# START OF Given records

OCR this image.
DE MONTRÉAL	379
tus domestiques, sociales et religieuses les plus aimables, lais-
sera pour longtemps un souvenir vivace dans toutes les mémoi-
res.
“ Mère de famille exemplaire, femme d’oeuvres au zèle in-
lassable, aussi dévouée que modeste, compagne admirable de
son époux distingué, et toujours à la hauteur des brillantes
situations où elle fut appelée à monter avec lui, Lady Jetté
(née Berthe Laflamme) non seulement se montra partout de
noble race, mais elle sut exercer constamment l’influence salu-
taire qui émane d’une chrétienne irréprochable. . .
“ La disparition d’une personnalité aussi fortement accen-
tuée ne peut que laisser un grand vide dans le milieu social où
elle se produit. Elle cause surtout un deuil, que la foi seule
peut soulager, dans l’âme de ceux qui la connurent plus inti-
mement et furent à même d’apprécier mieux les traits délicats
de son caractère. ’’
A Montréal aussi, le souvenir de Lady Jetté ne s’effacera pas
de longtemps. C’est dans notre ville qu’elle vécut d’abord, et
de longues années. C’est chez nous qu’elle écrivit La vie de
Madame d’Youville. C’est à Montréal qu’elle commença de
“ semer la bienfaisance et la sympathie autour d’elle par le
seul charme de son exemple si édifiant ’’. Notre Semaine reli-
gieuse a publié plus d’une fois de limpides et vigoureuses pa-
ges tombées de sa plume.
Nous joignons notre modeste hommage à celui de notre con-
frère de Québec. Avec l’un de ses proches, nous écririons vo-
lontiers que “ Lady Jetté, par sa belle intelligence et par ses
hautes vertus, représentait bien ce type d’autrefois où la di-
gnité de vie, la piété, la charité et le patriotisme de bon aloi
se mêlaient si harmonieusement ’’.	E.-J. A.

# END OF Given records

**Instructions to follow:** Set down all of the data above, word for word.

**Exercise output:**
OCR this image.
DE MONTRÉAL	379
tus domestiques, sociales et religieuses les plus aimables, lais-
sera pour longtemps un souvenir vivace dans toutes les mémoi-
res.
“ Mère de famille exemplaire, femme d’oeuvres au zèle in-
lassable, aussi dévouée que modeste, compagne admirable de
son époux distingué, et toujours à la hauteur des brillantes
situations où elle fut appelée à monter avec lui, Lady Jetté
(née Berthe Laflamme) non seulement se montra partout de
noble race, mais elle sut exercer constamment l’influence salu-
taire qui émane d’une chrétienne irréprochable. . .
“ La disparition d’une personnalité aussi fortement accen-
tuée ne peut que laisser un grand vide dans le milieu social où
elle se produit. Elle cause surtout un deuil, que la foi seule
peut soulager, dans l’âme de ceux qui la connurent plus inti-
mement et furent à même d’apprécier mieux les traits délicats
de son caractère. ’’
A Montréal aussi, le souvenir de Lady Jetté ne s’effacera pas
de longtemps. C’est dans notre ville qu’elle vécut d’abord, et
de longues années. C’est chez nous qu’elle écrivit La vie de
Madame d’Youville. C’est à Montréal qu’elle commença de
“ semer la bienfaisance et la sympathie autour d’elle par le
seul charme de son exemple si édifiant ’’. Notre Semaine reli-
gieuse a publié plus d’une fois de limpides et vigoureuses pa-
ges tombées de sa plume.
Nous joignons notre modeste hommage à celui de notre con-
frère de Québec. Avec l’un de ses proches, nous écririons vo-
lontiers que “ Lady Jetté, par sa belle intelligence et par ses
hautes vertus, représentait bien ce type d’autrefois où la di-
gnité de vie, la piété, la charité et le patriotisme de bon aloi
se mêlaient si harmonieusement ’’.	E.-J. A.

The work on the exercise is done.